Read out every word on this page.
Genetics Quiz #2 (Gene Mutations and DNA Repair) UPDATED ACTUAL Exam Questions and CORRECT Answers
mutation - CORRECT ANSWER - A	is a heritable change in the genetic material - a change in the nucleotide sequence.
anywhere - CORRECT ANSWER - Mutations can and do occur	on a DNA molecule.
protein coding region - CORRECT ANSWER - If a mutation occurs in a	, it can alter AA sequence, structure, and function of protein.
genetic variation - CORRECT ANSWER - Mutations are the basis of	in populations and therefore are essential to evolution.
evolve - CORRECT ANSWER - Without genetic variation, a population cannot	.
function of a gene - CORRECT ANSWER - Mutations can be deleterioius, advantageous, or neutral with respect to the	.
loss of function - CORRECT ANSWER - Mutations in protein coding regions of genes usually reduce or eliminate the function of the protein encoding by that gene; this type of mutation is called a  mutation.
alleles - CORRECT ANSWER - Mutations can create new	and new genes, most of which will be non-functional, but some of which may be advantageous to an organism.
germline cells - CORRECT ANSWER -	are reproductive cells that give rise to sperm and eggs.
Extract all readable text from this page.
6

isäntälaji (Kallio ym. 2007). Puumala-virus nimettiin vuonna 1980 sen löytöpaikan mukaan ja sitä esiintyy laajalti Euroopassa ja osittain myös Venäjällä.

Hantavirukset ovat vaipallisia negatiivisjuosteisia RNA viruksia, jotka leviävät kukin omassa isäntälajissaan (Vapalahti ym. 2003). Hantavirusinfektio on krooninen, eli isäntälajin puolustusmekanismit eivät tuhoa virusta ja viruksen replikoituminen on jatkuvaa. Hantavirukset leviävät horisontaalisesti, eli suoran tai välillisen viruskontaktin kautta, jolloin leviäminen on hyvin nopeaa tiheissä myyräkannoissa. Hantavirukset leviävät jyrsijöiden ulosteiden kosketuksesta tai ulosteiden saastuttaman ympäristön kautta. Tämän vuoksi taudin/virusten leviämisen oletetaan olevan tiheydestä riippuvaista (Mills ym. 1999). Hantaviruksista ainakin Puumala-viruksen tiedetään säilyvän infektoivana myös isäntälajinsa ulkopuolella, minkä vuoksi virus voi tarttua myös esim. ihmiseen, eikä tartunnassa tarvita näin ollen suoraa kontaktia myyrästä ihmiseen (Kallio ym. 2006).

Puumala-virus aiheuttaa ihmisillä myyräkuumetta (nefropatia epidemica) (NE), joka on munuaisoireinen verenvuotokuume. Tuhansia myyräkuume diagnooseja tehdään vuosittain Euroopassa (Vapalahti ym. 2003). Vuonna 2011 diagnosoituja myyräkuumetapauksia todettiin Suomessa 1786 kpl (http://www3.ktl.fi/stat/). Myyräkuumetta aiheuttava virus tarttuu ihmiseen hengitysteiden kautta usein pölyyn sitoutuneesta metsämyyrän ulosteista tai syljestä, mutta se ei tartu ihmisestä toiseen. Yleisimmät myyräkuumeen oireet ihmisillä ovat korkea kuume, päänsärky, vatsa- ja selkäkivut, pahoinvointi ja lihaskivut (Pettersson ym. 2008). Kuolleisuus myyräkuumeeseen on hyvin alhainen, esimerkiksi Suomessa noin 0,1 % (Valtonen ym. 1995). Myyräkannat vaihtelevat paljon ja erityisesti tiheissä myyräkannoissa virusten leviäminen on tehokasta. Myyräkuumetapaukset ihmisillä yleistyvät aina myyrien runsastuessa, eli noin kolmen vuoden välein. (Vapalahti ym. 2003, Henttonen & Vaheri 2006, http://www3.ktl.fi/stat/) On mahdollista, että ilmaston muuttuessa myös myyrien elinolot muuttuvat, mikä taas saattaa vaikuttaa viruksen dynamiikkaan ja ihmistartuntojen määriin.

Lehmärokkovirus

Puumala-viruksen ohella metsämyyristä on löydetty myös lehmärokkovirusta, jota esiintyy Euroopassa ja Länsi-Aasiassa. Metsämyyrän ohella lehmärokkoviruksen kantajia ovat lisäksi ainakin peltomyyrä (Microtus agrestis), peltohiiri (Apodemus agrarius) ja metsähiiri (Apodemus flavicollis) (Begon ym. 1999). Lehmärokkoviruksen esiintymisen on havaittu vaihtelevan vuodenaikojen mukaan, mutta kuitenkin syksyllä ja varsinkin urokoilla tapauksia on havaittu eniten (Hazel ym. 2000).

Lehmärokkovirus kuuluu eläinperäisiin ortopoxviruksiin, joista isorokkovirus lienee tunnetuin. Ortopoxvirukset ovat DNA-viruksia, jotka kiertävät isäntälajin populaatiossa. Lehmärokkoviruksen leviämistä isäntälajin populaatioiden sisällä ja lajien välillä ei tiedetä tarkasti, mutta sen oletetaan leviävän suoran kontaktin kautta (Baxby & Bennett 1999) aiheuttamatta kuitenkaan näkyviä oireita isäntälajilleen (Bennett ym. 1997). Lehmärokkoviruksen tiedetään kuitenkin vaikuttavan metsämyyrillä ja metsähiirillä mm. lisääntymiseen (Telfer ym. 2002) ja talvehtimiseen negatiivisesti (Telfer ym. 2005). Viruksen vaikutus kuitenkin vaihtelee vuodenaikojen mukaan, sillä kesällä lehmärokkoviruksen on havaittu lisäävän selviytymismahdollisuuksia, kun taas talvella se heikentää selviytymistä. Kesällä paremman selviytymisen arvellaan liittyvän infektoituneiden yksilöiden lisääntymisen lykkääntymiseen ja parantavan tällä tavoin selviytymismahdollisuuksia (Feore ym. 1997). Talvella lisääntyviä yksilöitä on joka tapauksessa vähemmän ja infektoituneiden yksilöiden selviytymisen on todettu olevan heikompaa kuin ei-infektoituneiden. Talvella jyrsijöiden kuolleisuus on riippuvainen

WHAT THE TASK ASKS
Find the lines of the listing above that hold "protein". Please copy them.

ANSWER TO THE EXERCISE
protein coding region - CORRECT ANSWER - If a mutation occurs in a	, it can alter AA sequence, structure, and function of protein.
loss of function - CORRECT ANSWER - Mutations in protein coding regions of genes usually reduce or eliminate the function of the protein encoding by that gene; this type of mutation is called a  mutation.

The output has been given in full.